### YOUR TASK
Rewrite the lines in each item below, replacing every "sender-avatar" with "sender-profile-image" and keeping everything else the same.

(A block of data)
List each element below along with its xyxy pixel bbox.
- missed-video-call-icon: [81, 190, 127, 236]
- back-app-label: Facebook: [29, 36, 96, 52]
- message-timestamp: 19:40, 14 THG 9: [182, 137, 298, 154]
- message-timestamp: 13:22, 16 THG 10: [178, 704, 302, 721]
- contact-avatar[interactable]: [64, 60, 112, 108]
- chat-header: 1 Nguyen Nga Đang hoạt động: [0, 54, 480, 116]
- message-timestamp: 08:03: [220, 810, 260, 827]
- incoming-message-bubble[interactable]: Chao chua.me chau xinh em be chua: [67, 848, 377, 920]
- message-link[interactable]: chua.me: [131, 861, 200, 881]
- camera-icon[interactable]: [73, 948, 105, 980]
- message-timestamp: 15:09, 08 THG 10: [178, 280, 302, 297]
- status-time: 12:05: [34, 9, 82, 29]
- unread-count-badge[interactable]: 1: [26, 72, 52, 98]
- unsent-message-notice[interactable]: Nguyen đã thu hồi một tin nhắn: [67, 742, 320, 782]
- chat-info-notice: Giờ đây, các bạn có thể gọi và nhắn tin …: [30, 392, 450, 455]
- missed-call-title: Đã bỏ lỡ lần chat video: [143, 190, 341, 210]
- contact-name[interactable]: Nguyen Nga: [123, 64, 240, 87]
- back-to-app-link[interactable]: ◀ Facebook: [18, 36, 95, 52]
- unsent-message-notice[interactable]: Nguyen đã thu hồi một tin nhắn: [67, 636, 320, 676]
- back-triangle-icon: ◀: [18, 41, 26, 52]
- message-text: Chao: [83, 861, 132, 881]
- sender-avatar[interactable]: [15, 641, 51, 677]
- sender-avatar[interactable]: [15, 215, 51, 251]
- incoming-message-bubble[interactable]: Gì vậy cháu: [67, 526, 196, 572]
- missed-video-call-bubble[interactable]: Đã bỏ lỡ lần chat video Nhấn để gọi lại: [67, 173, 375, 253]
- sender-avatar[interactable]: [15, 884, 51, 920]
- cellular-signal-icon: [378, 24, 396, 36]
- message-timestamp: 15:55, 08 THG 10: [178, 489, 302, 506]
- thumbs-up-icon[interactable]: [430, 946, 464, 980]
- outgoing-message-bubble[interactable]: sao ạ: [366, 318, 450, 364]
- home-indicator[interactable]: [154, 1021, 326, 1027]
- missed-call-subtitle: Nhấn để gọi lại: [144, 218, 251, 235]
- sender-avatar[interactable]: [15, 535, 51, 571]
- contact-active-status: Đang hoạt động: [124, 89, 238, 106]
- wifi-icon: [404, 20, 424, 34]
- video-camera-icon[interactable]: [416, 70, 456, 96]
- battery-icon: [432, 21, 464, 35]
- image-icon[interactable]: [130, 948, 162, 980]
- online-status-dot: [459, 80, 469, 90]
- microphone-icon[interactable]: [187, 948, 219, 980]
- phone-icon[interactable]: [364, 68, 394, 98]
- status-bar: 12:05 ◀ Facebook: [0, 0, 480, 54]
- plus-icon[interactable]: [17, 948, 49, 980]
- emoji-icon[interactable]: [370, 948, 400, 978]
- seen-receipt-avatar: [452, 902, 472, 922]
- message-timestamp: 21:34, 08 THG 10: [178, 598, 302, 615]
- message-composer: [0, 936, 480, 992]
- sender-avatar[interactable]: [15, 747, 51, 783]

### PROBLEM SOLUTION
List each element below along with its xyxy pixel bbox.
- missed-video-call-icon: [81, 190, 127, 236]
- back-app-label: Facebook: [29, 36, 96, 52]
- message-timestamp: 19:40, 14 THG 9: [182, 137, 298, 154]
- message-timestamp: 13:22, 16 THG 10: [178, 704, 302, 721]
- contact-avatar[interactable]: [64, 60, 112, 108]
- chat-header: 1 Nguyen Nga Đang hoạt động: [0, 54, 480, 116]
- message-timestamp: 08:03: [220, 810, 260, 827]
- incoming-message-bubble[interactable]: Chao chua.me chau xinh em be chua: [67, 848, 377, 920]
- message-link[interactable]: chua.me: [131, 861, 200, 881]
- camera-icon[interactable]: [73, 948, 105, 980]
- message-timestamp: 15:09, 08 THG 10: [178, 280, 302, 297]
- status-time: 12:05: [34, 9, 82, 29]
- unread-count-badge[interactable]: 1: [26, 72, 52, 98]
- unsent-message-notice[interactable]: Nguyen đã thu hồi một tin nhắn: [67, 742, 320, 782]
- chat-info-notice: Giờ đây, các bạn có thể gọi và nhắn tin …: [30, 392, 450, 455]
- missed-call-title: Đã bỏ lỡ lần chat video: [143, 190, 341, 210]
- contact-name[interactable]: Nguyen Nga: [123, 64, 240, 87]
- back-to-app-link[interactable]: ◀ Facebook: [18, 36, 95, 52]
- unsent-message-notice[interactable]: Nguyen đã thu hồi một tin nhắn: [67, 636, 320, 676]
- back-triangle-icon: ◀: [18, 41, 26, 52]
- message-text: Chao: [83, 861, 132, 881]
- sender-profile-image[interactable]: [15, 641, 51, 677]
- sender-profile-image[interactable]: [15, 215, 51, 251]
- incoming-message-bubble[interactable]: Gì vậy cháu: [67, 526, 196, 572]
- missed-video-call-bubble[interactable]: Đã bỏ lỡ lần chat video Nhấn để gọi lại: [67, 173, 375, 253]
- sender-profile-image[interactable]: [15, 884, 51, 920]
- cellular-signal-icon: [378, 24, 396, 36]
- message-timestamp: 15:55, 08 THG 10: [178, 489, 302, 506]
- thumbs-up-icon[interactable]: [430, 946, 464, 980]
- outgoing-message-bubble[interactable]: sao ạ: [366, 318, 450, 364]
- home-indicator[interactable]: [154, 1021, 326, 1027]
- missed-call-subtitle: Nhấn để gọi lại: [144, 218, 251, 235]
- sender-profile-image[interactable]: [15, 535, 51, 571]
- contact-active-status: Đang hoạt động: [124, 89, 238, 106]
- wifi-icon: [404, 20, 424, 34]
- video-camera-icon[interactable]: [416, 70, 456, 96]
- battery-icon: [432, 21, 464, 35]
- image-icon[interactable]: [130, 948, 162, 980]
- online-status-dot: [459, 80, 469, 90]
- microphone-icon[interactable]: [187, 948, 219, 980]
- phone-icon[interactable]: [364, 68, 394, 98]
- status-bar: 12:05 ◀ Facebook: [0, 0, 480, 54]
- plus-icon[interactable]: [17, 948, 49, 980]
- emoji-icon[interactable]: [370, 948, 400, 978]
- seen-receipt-avatar: [452, 902, 472, 922]
- message-timestamp: 21:34, 08 THG 10: [178, 598, 302, 615]
- message-composer: [0, 936, 480, 992]
- sender-profile-image[interactable]: [15, 747, 51, 783]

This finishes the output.